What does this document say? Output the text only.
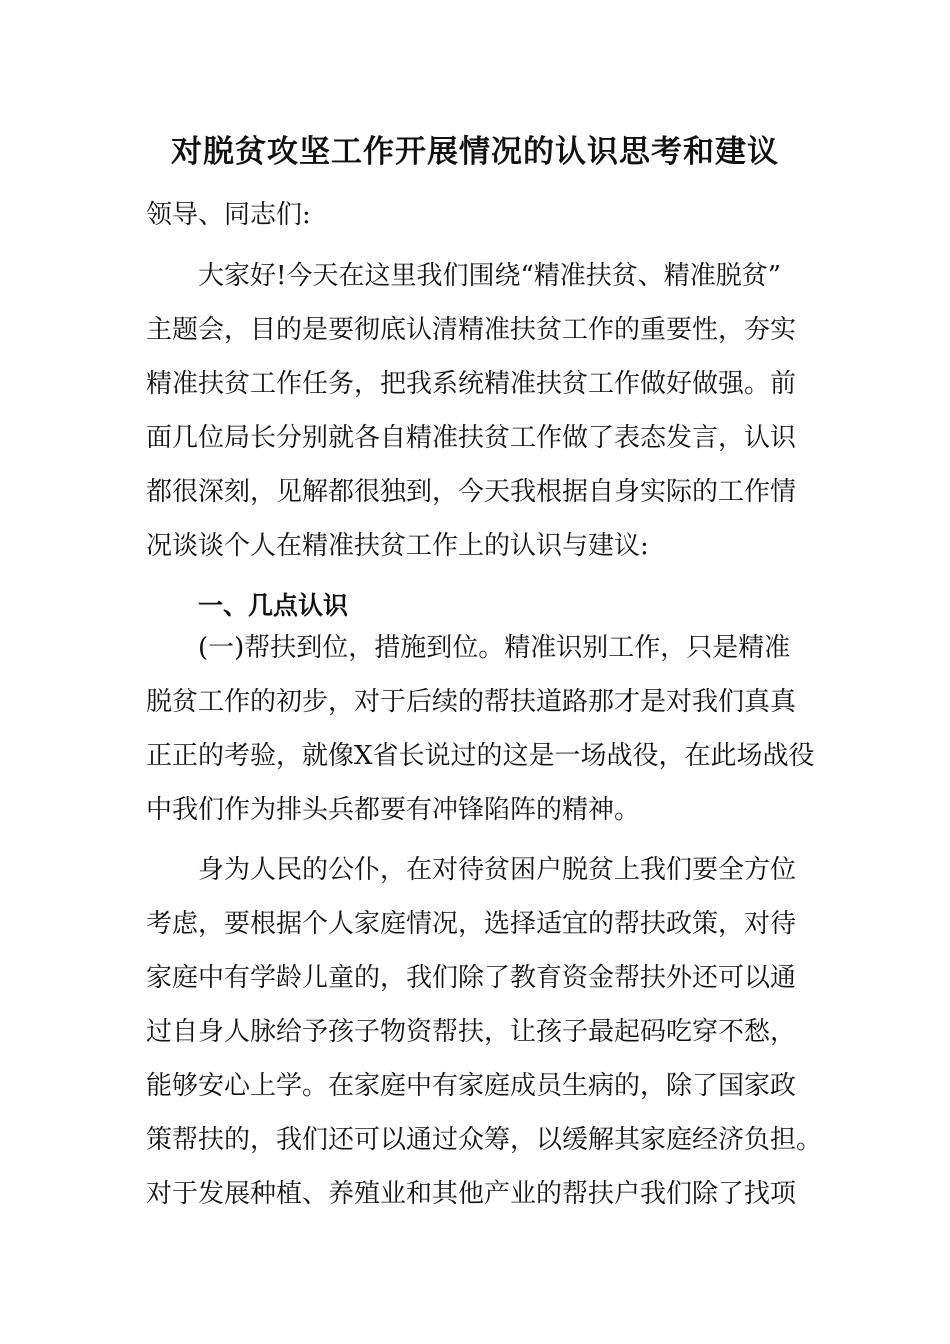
对脱贫攻坚工作开展情况的认识思考和建议
领导、同志们:
大家好!今天在这里我们围绕“精准扶贫、精准脱贫”
主题会，目的是要彻底认清精准扶贫工作的重要性，夯实
精准扶贫工作任务，把我系统精准扶贫工作做好做强。前
面几位局长分别就各自精准扶贫工作做了表态发言，认识
都很深刻，见解都很独到，今天我根据自身实际的工作情
况谈谈个人在精准扶贫工作上的认识与建议:
一、几点认识
(一)帮扶到位，措施到位。精准识别工作，只是精准
脱贫工作的初步，对于后续的帮扶道路那才是对我们真真
正正的考验，就像X省长说过的这是一场战役，在此场战役
中我们作为排头兵都要有冲锋陷阵的精神。
身为人民的公仆，在对待贫困户脱贫上我们要全方位
考虑，要根据个人家庭情况，选择适宜的帮扶政策，对待
家庭中有学龄儿童的，我们除了教育资金帮扶外还可以通
过自身人脉给予孩子物资帮扶，让孩子最起码吃穿不愁，
能够安心上学。在家庭中有家庭成员生病的，除了国家政
策帮扶的，我们还可以通过众筹，以缓解其家庭经济负担。
对于发展种植、养殖业和其他产业的帮扶户我们除了找项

_Task prompt_: Output all of the data exactly as it stands, minus any images.

_In response_:
What does this document say? Output the text only.
对脱贫攻坚工作开展情况的认识思考和建议
领导、同志们:
大家好!今天在这里我们围绕“精准扶贫、精准脱贫”
主题会，目的是要彻底认清精准扶贫工作的重要性，夯实
精准扶贫工作任务，把我系统精准扶贫工作做好做强。前
面几位局长分别就各自精准扶贫工作做了表态发言，认识
都很深刻，见解都很独到，今天我根据自身实际的工作情
况谈谈个人在精准扶贫工作上的认识与建议:
一、几点认识
(一)帮扶到位，措施到位。精准识别工作，只是精准
脱贫工作的初步，对于后续的帮扶道路那才是对我们真真
正正的考验，就像X省长说过的这是一场战役，在此场战役
中我们作为排头兵都要有冲锋陷阵的精神。
身为人民的公仆，在对待贫困户脱贫上我们要全方位
考虑，要根据个人家庭情况，选择适宜的帮扶政策，对待
家庭中有学龄儿童的，我们除了教育资金帮扶外还可以通
过自身人脉给予孩子物资帮扶，让孩子最起码吃穿不愁，
能够安心上学。在家庭中有家庭成员生病的，除了国家政
策帮扶的，我们还可以通过众筹，以缓解其家庭经济负担。
对于发展种植、养殖业和其他产业的帮扶户我们除了找项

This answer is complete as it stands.